## TASK DETAILS
Return the complete listing that follows, with each line reproduced exactly.

━━━━━━━━━━━━━━━━

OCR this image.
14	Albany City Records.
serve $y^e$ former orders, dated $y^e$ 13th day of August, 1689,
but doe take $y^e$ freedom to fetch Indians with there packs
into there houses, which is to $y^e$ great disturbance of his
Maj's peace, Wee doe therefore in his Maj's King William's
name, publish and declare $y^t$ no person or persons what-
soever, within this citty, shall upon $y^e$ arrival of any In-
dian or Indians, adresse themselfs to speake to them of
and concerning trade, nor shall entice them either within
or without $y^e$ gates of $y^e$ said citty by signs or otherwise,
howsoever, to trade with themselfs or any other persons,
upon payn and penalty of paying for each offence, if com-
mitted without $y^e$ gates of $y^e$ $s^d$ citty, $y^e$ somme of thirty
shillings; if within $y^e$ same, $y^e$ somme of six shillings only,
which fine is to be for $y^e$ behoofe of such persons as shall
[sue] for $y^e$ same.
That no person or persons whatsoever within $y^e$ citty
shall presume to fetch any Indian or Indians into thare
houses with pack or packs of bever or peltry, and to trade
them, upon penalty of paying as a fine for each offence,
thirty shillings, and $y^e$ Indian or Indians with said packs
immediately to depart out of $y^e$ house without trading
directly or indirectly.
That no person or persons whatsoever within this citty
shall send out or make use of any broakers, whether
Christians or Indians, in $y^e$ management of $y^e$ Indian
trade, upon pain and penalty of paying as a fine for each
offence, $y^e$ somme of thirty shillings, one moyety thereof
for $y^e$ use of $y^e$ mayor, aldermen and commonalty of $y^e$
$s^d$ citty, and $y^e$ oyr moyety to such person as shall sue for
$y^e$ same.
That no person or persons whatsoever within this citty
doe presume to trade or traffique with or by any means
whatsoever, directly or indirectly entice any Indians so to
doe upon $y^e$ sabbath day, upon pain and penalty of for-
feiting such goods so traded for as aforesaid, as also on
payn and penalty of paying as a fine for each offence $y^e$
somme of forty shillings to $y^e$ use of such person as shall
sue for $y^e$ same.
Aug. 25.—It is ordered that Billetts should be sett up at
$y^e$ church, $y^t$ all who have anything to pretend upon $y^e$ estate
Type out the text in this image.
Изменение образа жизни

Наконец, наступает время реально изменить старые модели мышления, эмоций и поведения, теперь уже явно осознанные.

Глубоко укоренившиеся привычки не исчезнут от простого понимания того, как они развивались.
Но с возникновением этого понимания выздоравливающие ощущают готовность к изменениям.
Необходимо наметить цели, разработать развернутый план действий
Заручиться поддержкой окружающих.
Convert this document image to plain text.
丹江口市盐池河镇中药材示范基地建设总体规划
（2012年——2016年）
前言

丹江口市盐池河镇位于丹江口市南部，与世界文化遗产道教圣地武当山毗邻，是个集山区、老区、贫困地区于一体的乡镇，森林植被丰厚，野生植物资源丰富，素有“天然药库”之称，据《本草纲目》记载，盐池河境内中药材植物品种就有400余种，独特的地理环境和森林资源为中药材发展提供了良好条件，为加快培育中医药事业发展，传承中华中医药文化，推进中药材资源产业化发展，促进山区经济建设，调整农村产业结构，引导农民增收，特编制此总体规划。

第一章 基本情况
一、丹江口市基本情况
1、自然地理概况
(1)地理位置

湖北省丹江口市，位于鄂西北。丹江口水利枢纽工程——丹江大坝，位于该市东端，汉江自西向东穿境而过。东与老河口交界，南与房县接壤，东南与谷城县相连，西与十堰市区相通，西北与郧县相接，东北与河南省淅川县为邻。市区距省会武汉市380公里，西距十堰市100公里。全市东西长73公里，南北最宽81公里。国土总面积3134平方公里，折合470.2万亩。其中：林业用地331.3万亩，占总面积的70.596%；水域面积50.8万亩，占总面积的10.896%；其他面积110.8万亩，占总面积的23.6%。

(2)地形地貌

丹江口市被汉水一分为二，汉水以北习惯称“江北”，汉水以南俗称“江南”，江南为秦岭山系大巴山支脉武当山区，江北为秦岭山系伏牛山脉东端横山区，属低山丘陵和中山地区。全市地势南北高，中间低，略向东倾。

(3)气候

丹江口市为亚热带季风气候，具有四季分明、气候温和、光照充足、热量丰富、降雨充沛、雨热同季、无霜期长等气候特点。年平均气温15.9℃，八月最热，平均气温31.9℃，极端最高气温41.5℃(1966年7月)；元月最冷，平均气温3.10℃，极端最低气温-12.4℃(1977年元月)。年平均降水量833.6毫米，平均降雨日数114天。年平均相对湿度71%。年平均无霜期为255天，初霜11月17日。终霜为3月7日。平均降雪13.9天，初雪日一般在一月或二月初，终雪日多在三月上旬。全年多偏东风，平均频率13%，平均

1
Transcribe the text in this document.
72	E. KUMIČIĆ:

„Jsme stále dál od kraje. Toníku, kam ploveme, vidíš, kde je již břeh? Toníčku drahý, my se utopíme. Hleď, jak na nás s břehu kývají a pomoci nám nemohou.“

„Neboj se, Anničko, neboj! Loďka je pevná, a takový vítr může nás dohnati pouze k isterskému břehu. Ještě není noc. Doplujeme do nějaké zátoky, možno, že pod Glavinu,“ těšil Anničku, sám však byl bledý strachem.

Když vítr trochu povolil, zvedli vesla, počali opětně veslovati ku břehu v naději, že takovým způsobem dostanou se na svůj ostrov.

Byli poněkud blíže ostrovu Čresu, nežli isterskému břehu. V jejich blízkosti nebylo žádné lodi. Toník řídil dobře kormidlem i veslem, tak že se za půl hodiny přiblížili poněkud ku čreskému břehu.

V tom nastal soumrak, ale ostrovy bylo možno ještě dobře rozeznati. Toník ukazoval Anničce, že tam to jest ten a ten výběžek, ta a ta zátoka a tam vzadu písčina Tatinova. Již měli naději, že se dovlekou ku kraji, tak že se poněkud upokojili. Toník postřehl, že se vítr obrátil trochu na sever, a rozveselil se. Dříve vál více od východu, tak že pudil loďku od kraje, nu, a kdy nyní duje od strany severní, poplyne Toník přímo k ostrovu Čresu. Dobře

━━━━━━━━━━━━━━━━

## RESULT OF THE EXERCISE
OCR this image.
14	Albany City Records.
serve $y^e$ former orders, dated $y^e$ 13th day of August, 1689,
but doe take $y^e$ freedom to fetch Indians with there packs
into there houses, which is to $y^e$ great disturbance of his
Maj's peace, Wee doe therefore in his Maj's King William's
name, publish and declare $y^t$ no person or persons what-
soever, within this citty, shall upon $y^e$ arrival of any In-
dian or Indians, adresse themselfs to speake to them of
and concerning trade, nor shall entice them either within
or without $y^e$ gates of $y^e$ said citty by signs or otherwise,
howsoever, to trade with themselfs or any other persons,
upon payn and penalty of paying for each offence, if com-
mitted without $y^e$ gates of $y^e$ $s^d$ citty, $y^e$ somme of thirty
shillings; if within $y^e$ same, $y^e$ somme of six shillings only,
which fine is to be for $y^e$ behoofe of such persons as shall
[sue] for $y^e$ same.
That no person or persons whatsoever within $y^e$ citty
shall presume to fetch any Indian or Indians into thare
houses with pack or packs of bever or peltry, and to trade
them, upon penalty of paying as a fine for each offence,
thirty shillings, and $y^e$ Indian or Indians with said packs
immediately to depart out of $y^e$ house without trading
directly or indirectly.
That no person or persons whatsoever within this citty
shall send out or make use of any broakers, whether
Christians or Indians, in $y^e$ management of $y^e$ Indian
trade, upon pain and penalty of paying as a fine for each
offence, $y^e$ somme of thirty shillings, one moyety thereof
for $y^e$ use of $y^e$ mayor, aldermen and commonalty of $y^e$
$s^d$ citty, and $y^e$ oyr moyety to such person as shall sue for
$y^e$ same.
That no person or persons whatsoever within this citty
doe presume to trade or traffique with or by any means
whatsoever, directly or indirectly entice any Indians so to
doe upon $y^e$ sabbath day, upon pain and penalty of for-
feiting such goods so traded for as aforesaid, as also on
payn and penalty of paying as a fine for each offence $y^e$
somme of forty shillings to $y^e$ use of such person as shall
sue for $y^e$ same.
Aug. 25.—It is ordered that Billetts should be sett up at
$y^e$ church, $y^t$ all who have anything to pretend upon $y^e$ estate
Type out the text in this image.
Изменение образа жизни

Наконец, наступает время реально изменить старые модели мышления, эмоций и поведения, теперь уже явно осознанные.

Глубоко укоренившиеся привычки не исчезнут от простого понимания того, как они развивались.
Но с возникновением этого понимания выздоравливающие ощущают готовность к изменениям.
Необходимо наметить цели, разработать развернутый план действий
Заручиться поддержкой окружающих.
Convert this document image to plain text.
丹江口市盐池河镇中药材示范基地建设总体规划
（2012年——2016年）
前言

丹江口市盐池河镇位于丹江口市南部，与世界文化遗产道教圣地武当山毗邻，是个集山区、老区、贫困地区于一体的乡镇，森林植被丰厚，野生植物资源丰富，素有“天然药库”之称，据《本草纲目》记载，盐池河境内中药材植物品种就有400余种，独特的地理环境和森林资源为中药材发展提供了良好条件，为加快培育中医药事业发展，传承中华中医药文化，推进中药材资源产业化发展，促进山区经济建设，调整农村产业结构，引导农民增收，特编制此总体规划。

第一章 基本情况
一、丹江口市基本情况
1、自然地理概况
(1)地理位置

湖北省丹江口市，位于鄂西北。丹江口水利枢纽工程——丹江大坝，位于该市东端，汉江自西向东穿境而过。东与老河口交界，南与房县接壤，东南与谷城县相连，西与十堰市区相通，西北与郧县相接，东北与河南省淅川县为邻。市区距省会武汉市380公里，西距十堰市100公里。全市东西长73公里，南北最宽81公里。国土总面积3134平方公里，折合470.2万亩。其中：林业用地331.3万亩，占总面积的70.596%；水域面积50.8万亩，占总面积的10.896%；其他面积110.8万亩，占总面积的23.6%。

(2)地形地貌

丹江口市被汉水一分为二，汉水以北习惯称“江北”，汉水以南俗称“江南”，江南为秦岭山系大巴山支脉武当山区，江北为秦岭山系伏牛山脉东端横山区，属低山丘陵和中山地区。全市地势南北高，中间低，略向东倾。

(3)气候

丹江口市为亚热带季风气候，具有四季分明、气候温和、光照充足、热量丰富、降雨充沛、雨热同季、无霜期长等气候特点。年平均气温15.9℃，八月最热，平均气温31.9℃，极端最高气温41.5℃(1966年7月)；元月最冷，平均气温3.10℃，极端最低气温-12.4℃(1977年元月)。年平均降水量833.6毫米，平均降雨日数114天。年平均相对湿度71%。年平均无霜期为255天，初霜11月17日。终霜为3月7日。平均降雪13.9天，初雪日一般在一月或二月初，终雪日多在三月上旬。全年多偏东风，平均频率13%，平均

1
Transcribe the text in this document.
72	E. KUMIČIĆ:

„Jsme stále dál od kraje. Toníku, kam ploveme, vidíš, kde je již břeh? Toníčku drahý, my se utopíme. Hleď, jak na nás s břehu kývají a pomoci nám nemohou.“

„Neboj se, Anničko, neboj! Loďka je pevná, a takový vítr může nás dohnati pouze k isterskému břehu. Ještě není noc. Doplujeme do nějaké zátoky, možno, že pod Glavinu,“ těšil Anničku, sám však byl bledý strachem.

Když vítr trochu povolil, zvedli vesla, počali opětně veslovati ku břehu v naději, že takovým způsobem dostanou se na svůj ostrov.

Byli poněkud blíže ostrovu Čresu, nežli isterskému břehu. V jejich blízkosti nebylo žádné lodi. Toník řídil dobře kormidlem i veslem, tak že se za půl hodiny přiblížili poněkud ku čreskému břehu.

V tom nastal soumrak, ale ostrovy bylo možno ještě dobře rozeznati. Toník ukazoval Anničce, že tam to jest ten a ten výběžek, ta a ta zátoka a tam vzadu písčina Tatinova. Již měli naději, že se dovlekou ku kraji, tak že se poněkud upokojili. Toník postřehl, že se vítr obrátil trochu na sever, a rozveselil se. Dříve vál více od východu, tak že pudil loďku od kraje, nu, a kdy nyní duje od strany severní, poplyne Toník přímo k ostrovu Čresu. Dobře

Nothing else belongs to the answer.